→ **WRITTEN EXERCISE**:
Wherever the word "List" appears in a line, copy that line.

→ **GIVEN RECORDS**:
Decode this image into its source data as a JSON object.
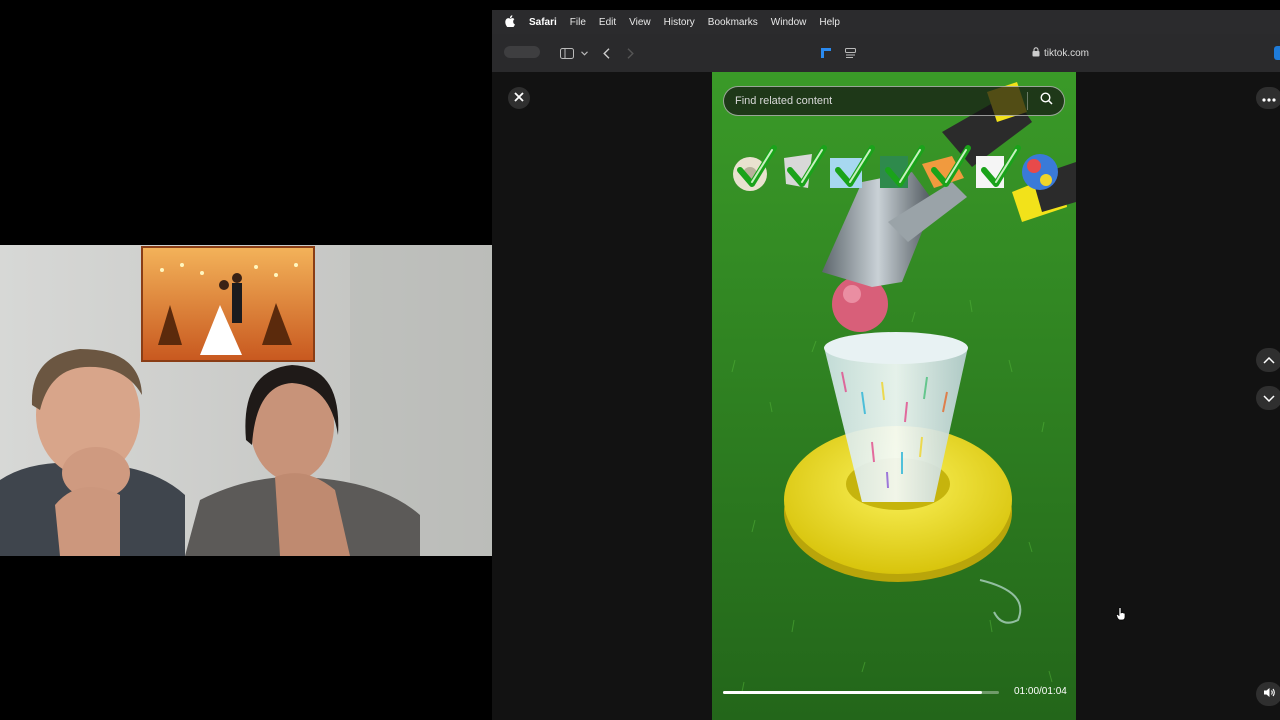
{
  "menubar": {
    "app_name": "Safari",
    "items": [
      "File",
      "Edit",
      "View",
      "History",
      "Bookmarks",
      "Window",
      "Help"
    ]
  },
  "toolbar": {
    "address": "tiktok.com"
  },
  "viewer": {
    "search": {
      "placeholder": "Find related content",
      "value": ""
    },
    "time_display": "01:00/01:04",
    "progress": 0.938
  },
  "icons": {
    "apple": "apple-icon",
    "close": "close-icon",
    "more": "more-horizontal-icon",
    "up": "chevron-up-icon",
    "down": "chevron-down-icon",
    "volume": "volume-icon",
    "search": "search-icon",
    "lock": "lock-icon"
  },
  "colors": {
    "accent": "#1e7bd9",
    "grass": "#2e7d1f",
    "ring": "#f2e21a"
  }
}
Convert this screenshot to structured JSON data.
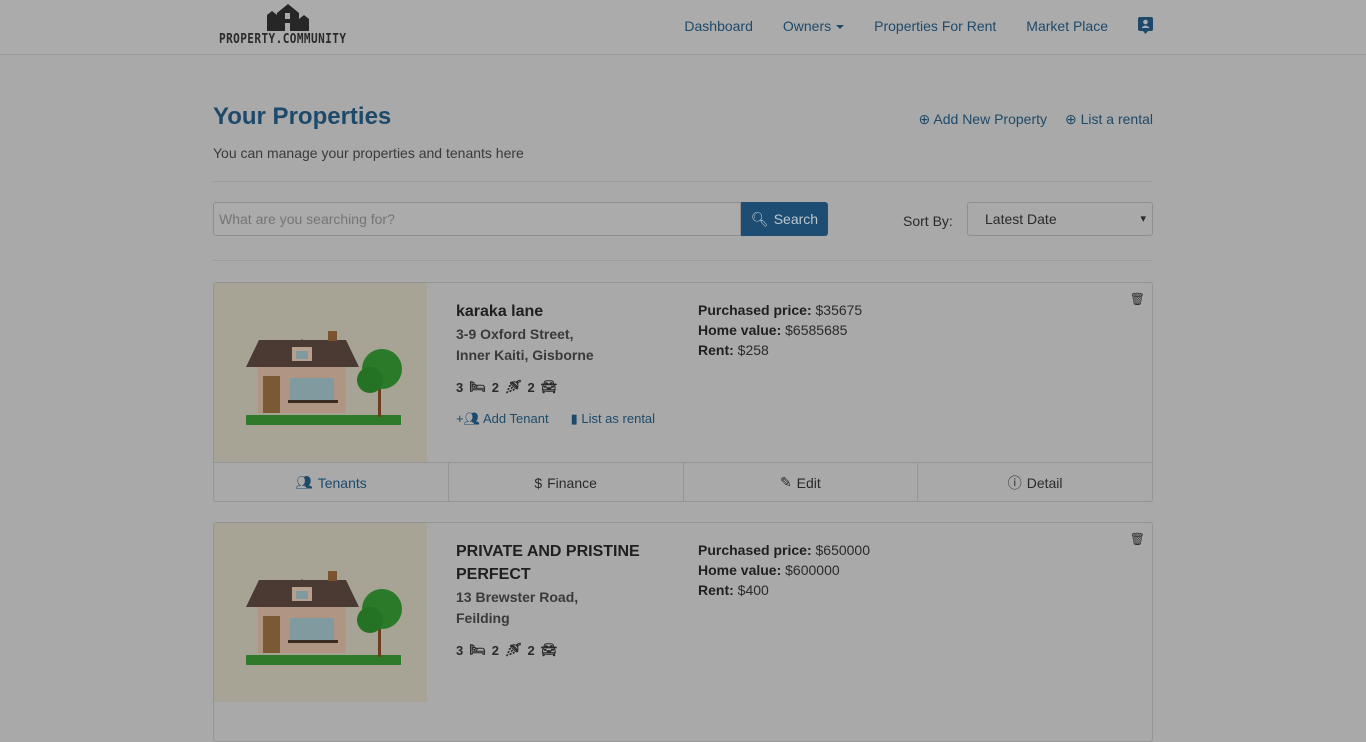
{
  "brand": {
    "name": "PROPERTY.COMMUNITY"
  },
  "nav": {
    "items": [
      "Dashboard",
      "Owners",
      "Properties For Rent",
      "Market Place"
    ],
    "profile_icon": "user-badge-icon"
  },
  "header": {
    "title": "Your Properties",
    "subtitle": "You can manage your properties and tenants here",
    "add_property": "Add New Property",
    "list_rental": "List a rental"
  },
  "search": {
    "placeholder": "What are you searching for?",
    "button": "Search",
    "sort_label": "Sort By:",
    "sort_value": "Latest Date"
  },
  "properties": [
    {
      "name": "karaka lane",
      "address1": "3-9 Oxford Street,",
      "address2": "Inner Kaiti, Gisborne",
      "beds": "3",
      "baths": "2",
      "cars": "2",
      "purchased_label": "Purchased price:",
      "purchased": "$35675",
      "home_label": "Home value:",
      "home": "$6585685",
      "rent_label": "Rent:",
      "rent": "$258",
      "add_tenant": "Add Tenant",
      "list_rental": "List as rental"
    },
    {
      "name": "PRIVATE AND PRISTINE PERFECT",
      "address1": "13 Brewster Road,",
      "address2": "Feilding",
      "beds": "3",
      "baths": "2",
      "cars": "2",
      "purchased_label": "Purchased price:",
      "purchased": "$650000",
      "home_label": "Home value:",
      "home": "$600000",
      "rent_label": "Rent:",
      "rent": "$400"
    }
  ],
  "card_footer": {
    "tenants": "Tenants",
    "finance": "Finance",
    "edit": "Edit",
    "detail": "Detail"
  },
  "colors": {
    "accent": "#1e4a6a",
    "overlay": "#a9a9a9"
  }
}
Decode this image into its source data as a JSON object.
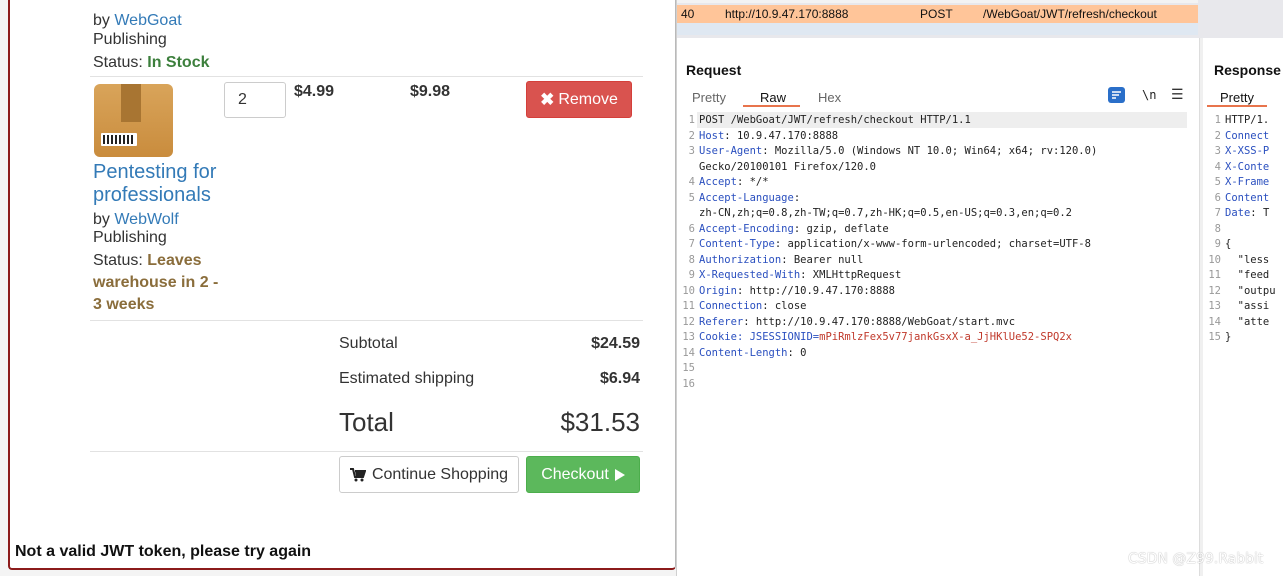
{
  "cart": {
    "item1": {
      "by_prefix": "by",
      "publisher_line1": "WebGoat",
      "publisher_line2": "Publishing",
      "status_label": "Status:",
      "status_value": "In Stock"
    },
    "item2": {
      "quantity": "2",
      "unit_price": "$4.99",
      "line_total": "$9.98",
      "remove_label": "Remove",
      "title_line1": "Pentesting for",
      "title_line2": "professionals",
      "by_prefix": "by",
      "publisher_line1": "WebWolf",
      "publisher_line2": "Publishing",
      "status_label": "Status:",
      "status_line1": "Leaves",
      "status_line2": "warehouse in 2 -",
      "status_line3": "3 weeks"
    },
    "summary": {
      "subtotal_label": "Subtotal",
      "subtotal_value": "$24.59",
      "shipping_label": "Estimated shipping",
      "shipping_value": "$6.94",
      "total_label": "Total",
      "total_value": "$31.53"
    },
    "buttons": {
      "continue_label": "Continue Shopping",
      "checkout_label": "Checkout"
    },
    "message": "Not a valid JWT token, please try again"
  },
  "burp": {
    "history_row": {
      "id": "40",
      "host": "http://10.9.47.170:8888",
      "method": "POST",
      "url": "/WebGoat/JWT/refresh/checkout"
    },
    "request": {
      "title": "Request",
      "tabs": [
        "Pretty",
        "Raw",
        "Hex"
      ],
      "active_tab": "Raw",
      "newline_toggle": "\\n",
      "lines": [
        {
          "n": "1",
          "name": "",
          "value": "POST /WebGoat/JWT/refresh/checkout HTTP/1.1"
        },
        {
          "n": "2",
          "name": "Host",
          "value": ": 10.9.47.170:8888"
        },
        {
          "n": "3",
          "name": "User-Agent",
          "value": ": Mozilla/5.0 (Windows NT 10.0; Win64; x64; rv:120.0)"
        },
        {
          "n": "",
          "name": "",
          "value": "Gecko/20100101 Firefox/120.0"
        },
        {
          "n": "4",
          "name": "Accept",
          "value": ": */*"
        },
        {
          "n": "5",
          "name": "Accept-Language",
          "value": ":"
        },
        {
          "n": "",
          "name": "",
          "value": "zh-CN,zh;q=0.8,zh-TW;q=0.7,zh-HK;q=0.5,en-US;q=0.3,en;q=0.2"
        },
        {
          "n": "6",
          "name": "Accept-Encoding",
          "value": ": gzip, deflate"
        },
        {
          "n": "7",
          "name": "Content-Type",
          "value": ": application/x-www-form-urlencoded; charset=UTF-8"
        },
        {
          "n": "8",
          "name": "Authorization",
          "value": ": Bearer null"
        },
        {
          "n": "9",
          "name": "X-Requested-With",
          "value": ": XMLHttpRequest"
        },
        {
          "n": "10",
          "name": "Origin",
          "value": ": http://10.9.47.170:8888"
        },
        {
          "n": "11",
          "name": "Connection",
          "value": ": close"
        },
        {
          "n": "12",
          "name": "Referer",
          "value": ": http://10.9.47.170:8888/WebGoat/start.mvc"
        },
        {
          "n": "13",
          "name": "Cookie",
          "value": ": JSESSIONID=",
          "cookie": "mPiRmlzFex5v77jankGsxX-a_JjHKlUe52-SPQ2x"
        },
        {
          "n": "14",
          "name": "Content-Length",
          "value": ": 0"
        },
        {
          "n": "15",
          "name": "",
          "value": ""
        },
        {
          "n": "16",
          "name": "",
          "value": ""
        }
      ]
    },
    "response": {
      "title": "Response",
      "tabs": [
        "Pretty"
      ],
      "lines": [
        {
          "n": "1",
          "name": "",
          "value": "HTTP/1."
        },
        {
          "n": "2",
          "name": "Connect",
          "value": ""
        },
        {
          "n": "3",
          "name": "X-XSS-P",
          "value": ""
        },
        {
          "n": "4",
          "name": "X-Conte",
          "value": ""
        },
        {
          "n": "5",
          "name": "X-Frame",
          "value": ""
        },
        {
          "n": "6",
          "name": "Content",
          "value": ""
        },
        {
          "n": "7",
          "name": "Date",
          "value": ": T"
        },
        {
          "n": "8",
          "name": "",
          "value": ""
        },
        {
          "n": "9",
          "name": "",
          "value": "{"
        },
        {
          "n": "10",
          "name": "",
          "value": "  \"less"
        },
        {
          "n": "11",
          "name": "",
          "value": "  \"feed"
        },
        {
          "n": "12",
          "name": "",
          "value": "  \"outpu"
        },
        {
          "n": "13",
          "name": "",
          "value": "  \"assi"
        },
        {
          "n": "14",
          "name": "",
          "value": "  \"atte"
        },
        {
          "n": "15",
          "name": "",
          "value": "}"
        }
      ]
    }
  },
  "watermark": "CSDN @Z99.Rabbit",
  "colors": {
    "link": "#337ab7",
    "danger": "#d9534f",
    "success": "#5cb85c",
    "history_highlight": "#ffc599",
    "burp_accent": "#e8744c",
    "header_name": "#2a4fbf"
  }
}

→ **ANSWER TO THIS TASK**:
    "list_rental": "List a rental"
      "list_rental": "List as rental"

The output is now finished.